SOURCE TEXT
────────────────────
3. 3. We empirically validate the EMA Scaling Rule in synthetic settings (Section 3.1) and real-world settings where the model EMA plays an increasingly significant role in optimization: i) where the model EMA is used during inference instead of the target model (Section 3.2); ii) pseudo-labeling, where the model EMA (*teacher*) follows the target model (*student*), and the *student* is optimized on a mixture of a) labeled data and b) data without labels, whose pseudo-labels are produced by the *teacher* (Section 3.3); and iii) self-supervised learning, which is the same as the semi-supervised case, except there is no labeled data (Section 3.4).
4. 4. We observe that pseudo-labeling and SSL training dynamics during optimizer warm-up are not always able to be replicated at large batch sizes using *only* the EMA Scaling Rule. We propose and verify practical methods to overcome this limitation, enabling us to scale to a batch size of 24,576 with BYOL Vision Transformers (ViTs), reducing wall-clock training by 6× under idealized hardware scenarios while maintaining performance of the batch size 4096 baseline.

Finally, to aid practitioners looking to scale, in Appendix C we provide a *Scaling Toolbox*, which gives practical advice on how to scale systematically, collecting known scaling rules, and explaining how to think about the SDE perspective of optimization.

<sup>2</sup>The target model usually undergoes gradient-based optimization, but this does not have to be the case.

<sup>3</sup>We stress that the study of momentum in gradient-based optimizers is not the focus of this work. We refer to Smith & Le (2018); Li et al. (2019) for a discussion on scaling rules for these methods.## 2 The EMA Scaling Rule

We begin with an informal discussion of scaling rules and motivate the existence of an exponential scaling rule for the momentum parameter controlling the update of the model EMA.

### 2.1 Background and an informal discussion of scaling rules

Consider a model with parameters  $\theta_t$  at iteration  $t$  updated with SGD (Definition 2.1).
────────────────────
RECORDS
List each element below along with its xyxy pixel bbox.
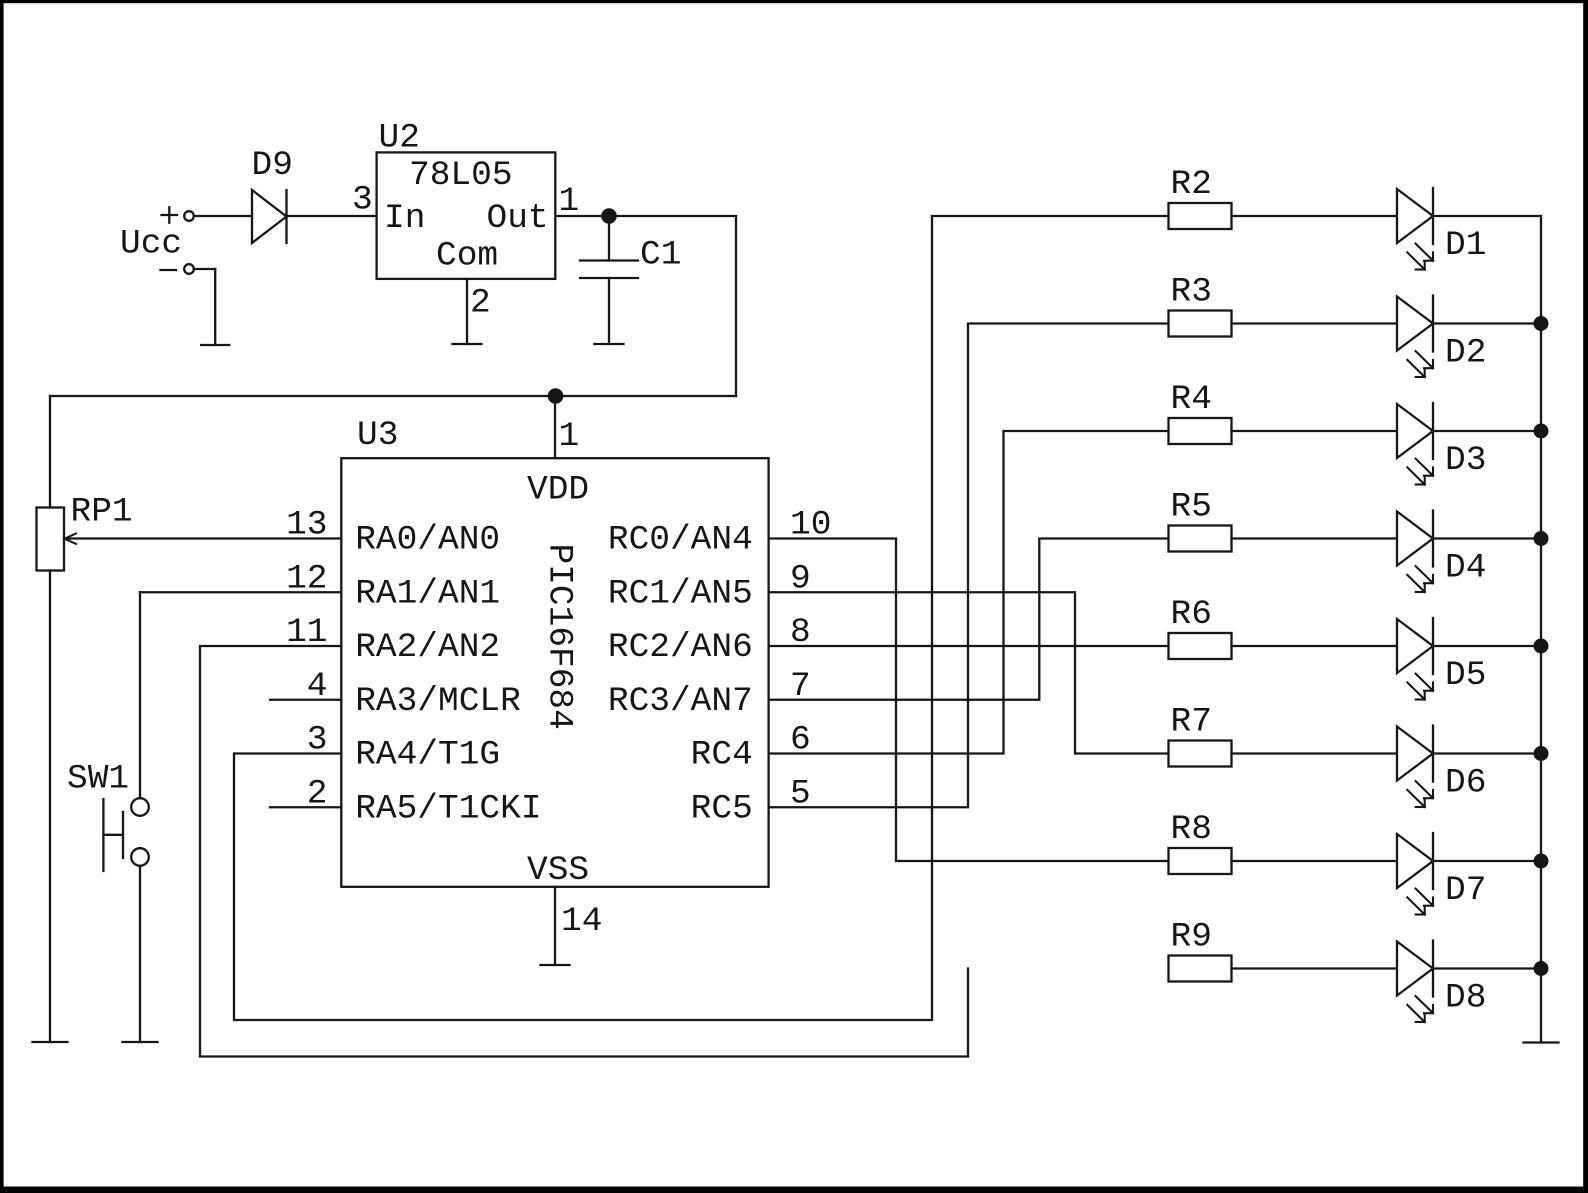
resistor R5 [1169, 488, 1232, 552]
svg-text:R8: R8 [1171, 810, 1212, 849]
wire [1433, 752, 1541, 754]
svg-text:C1: C1 [640, 235, 681, 274]
wire [270, 699, 341, 701]
svg-text:14: 14 [561, 902, 602, 941]
svg-text:RC5: RC5 [691, 789, 753, 828]
ground [541, 964, 570, 966]
svg-text:D9: D9 [252, 146, 293, 185]
wire [1232, 322, 1398, 324]
wire [555, 215, 736, 217]
diode D9 [252, 146, 293, 243]
junction [601, 208, 617, 224]
wire RC3 to R5 [769, 539, 1169, 700]
potentiometer RP1 [37, 493, 133, 571]
svg-text:RC1/AN5: RC1/AN5 [608, 574, 753, 613]
junction [1534, 961, 1549, 976]
svg-text:R2: R2 [1171, 165, 1212, 204]
wire [214, 269, 216, 345]
ground [453, 343, 482, 345]
svg-text:3: 3 [352, 181, 373, 220]
wire [1232, 752, 1398, 754]
wire [1433, 215, 1541, 217]
svg-text:D3: D3 [1445, 441, 1486, 480]
svg-text:In: In [384, 199, 425, 238]
svg-text:D5: D5 [1445, 656, 1486, 695]
resistor R9 [1169, 918, 1232, 982]
wire [1433, 430, 1541, 432]
svg-text:R9: R9 [1171, 918, 1212, 957]
resistor R3 [1169, 273, 1232, 337]
svg-text:RC3/AN7: RC3/AN7 [608, 682, 753, 721]
wire RA4 to R2 [234, 216, 932, 1020]
wire [1232, 215, 1398, 217]
bus wire [1540, 216, 1542, 1043]
wire [287, 215, 377, 217]
wire [554, 887, 556, 965]
junction [1534, 531, 1549, 546]
junction [1534, 746, 1549, 761]
wire [466, 279, 468, 344]
wire [139, 866, 141, 1042]
svg-text:RA3/MCLR: RA3/MCLR [355, 682, 521, 721]
svg-text:R7: R7 [1171, 703, 1212, 742]
svg-text:R6: R6 [1171, 595, 1212, 634]
resistor R7 [1169, 703, 1232, 767]
wire [735, 216, 737, 396]
svg-text:D6: D6 [1445, 764, 1486, 803]
svg-text:RP1: RP1 [71, 493, 133, 532]
svg-text:RC2/AN6: RC2/AN6 [608, 628, 753, 667]
LED D4 [1397, 511, 1486, 593]
svg-text:PIC16F684: PIC16F684 [540, 544, 579, 730]
resistor R8 [1169, 810, 1232, 874]
wire [1232, 430, 1398, 432]
svg-text:78L05: 78L05 [409, 156, 513, 195]
wire [1433, 967, 1541, 969]
wire [139, 592, 141, 798]
svg-text:1: 1 [559, 417, 580, 456]
wire [270, 806, 341, 808]
resistor R4 [1169, 380, 1232, 444]
wire [49, 571, 51, 1043]
wire [1232, 860, 1398, 862]
svg-text:D1: D1 [1445, 226, 1486, 265]
LED D3 [1397, 403, 1486, 485]
ground [201, 344, 229, 346]
ground [33, 1041, 68, 1043]
terminal Ucc + [162, 207, 194, 222]
wire [1232, 645, 1398, 647]
ground [123, 1041, 158, 1043]
terminal Ucc - [161, 264, 194, 274]
svg-text:RA5/T1CKI: RA5/T1CKI [355, 789, 541, 828]
svg-text:D8: D8 [1445, 979, 1486, 1018]
wire RA2 to R9 [200, 646, 968, 1057]
wire [194, 215, 252, 217]
wire [1433, 860, 1541, 862]
IC U3 PIC16F684 [341, 416, 768, 890]
svg-text:SW1: SW1 [67, 759, 129, 798]
wire [65, 537, 342, 539]
wire [1232, 537, 1398, 539]
svg-text:Com: Com [436, 237, 498, 276]
svg-text:Out: Out [487, 199, 549, 238]
wire [140, 591, 341, 593]
svg-text:RA2/AN2: RA2/AN2 [355, 628, 500, 667]
svg-text:RC0/AN4: RC0/AN4 [608, 521, 753, 560]
svg-text:R3: R3 [1171, 273, 1212, 312]
svg-text:2: 2 [470, 283, 491, 322]
junction [1534, 639, 1549, 654]
svg-text:R5: R5 [1171, 488, 1212, 527]
LED D1 [1397, 188, 1486, 270]
wire [554, 396, 556, 458]
svg-text:D4: D4 [1445, 549, 1486, 588]
wire RC0 to R8 [769, 539, 1169, 862]
capacitor C1 [580, 216, 681, 344]
svg-text:D7: D7 [1445, 871, 1486, 910]
wire [50, 395, 736, 397]
wire RC2 to R6 [769, 645, 1169, 647]
wire [1433, 322, 1541, 324]
wire [49, 396, 51, 508]
svg-text:VDD: VDD [527, 471, 589, 510]
LED D2 [1397, 296, 1486, 378]
ground [595, 343, 624, 345]
LED D5 [1397, 618, 1486, 700]
LED D6 [1397, 726, 1486, 808]
svg-text:Ucc: Ucc [120, 225, 182, 264]
regulator U2 78L05 [377, 118, 556, 279]
LED D8 [1397, 941, 1486, 1023]
wire RC1 to R7 [769, 592, 1169, 753]
svg-text:RA4/T1G: RA4/T1G [355, 736, 500, 775]
junction [548, 388, 564, 404]
junction [1534, 316, 1549, 331]
junction [1534, 424, 1549, 439]
resistor R6 [1169, 595, 1232, 659]
svg-text:RA0/AN0: RA0/AN0 [355, 521, 500, 560]
svg-text:U3: U3 [357, 416, 398, 455]
wire [932, 215, 1169, 217]
junction [1534, 854, 1549, 869]
wire [1433, 645, 1541, 647]
wire [1232, 967, 1398, 969]
switch SW1 [67, 759, 149, 871]
svg-text:RA1/AN1: RA1/AN1 [355, 574, 500, 613]
wire [194, 268, 215, 270]
svg-text:VSS: VSS [527, 851, 589, 890]
ground [1524, 1041, 1559, 1043]
resistor R2 [1169, 165, 1232, 229]
wire RC4 to R4 [769, 431, 1169, 754]
wire RC5 to R3 [769, 324, 1169, 808]
svg-text:RC4: RC4 [691, 736, 753, 775]
LED D7 [1397, 833, 1486, 915]
wire [1433, 537, 1541, 539]
svg-text:D2: D2 [1445, 334, 1486, 373]
svg-text:R4: R4 [1171, 380, 1212, 419]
────────────────────
TO DO
• A. In the source text, what batch size do the authors reach with BYOL Vision Transformers?
• B. Reproduce the source text word for word between "Finally, to aid" and "the model EMA.", inclusive.
Work from the source text alone.

THE RESULTS
• A. 24,576

• B.
Finally, to aid practitioners looking to scale, in Appendix C we provide a *Scaling Toolbox*, which gives practical advice on how to scale systematically, collecting known scaling rules, and explaining how to think about the SDE perspective of optimization.

<sup>2</sup>The target model usually undergoes gradient-based optimization, but this does not have to be the case.

<sup>3</sup>We stress that the study of momentum in gradient-based optimizers is not the focus of this work. We refer to Smith & Le (2018); Li et al. (2019) for a discussion on scaling rules for these methods.## 2 The EMA Scaling Rule

We begin with an informal discussion of scaling rules and motivate the existence of an exponential scaling rule for the momentum parameter controlling the update of the model EMA.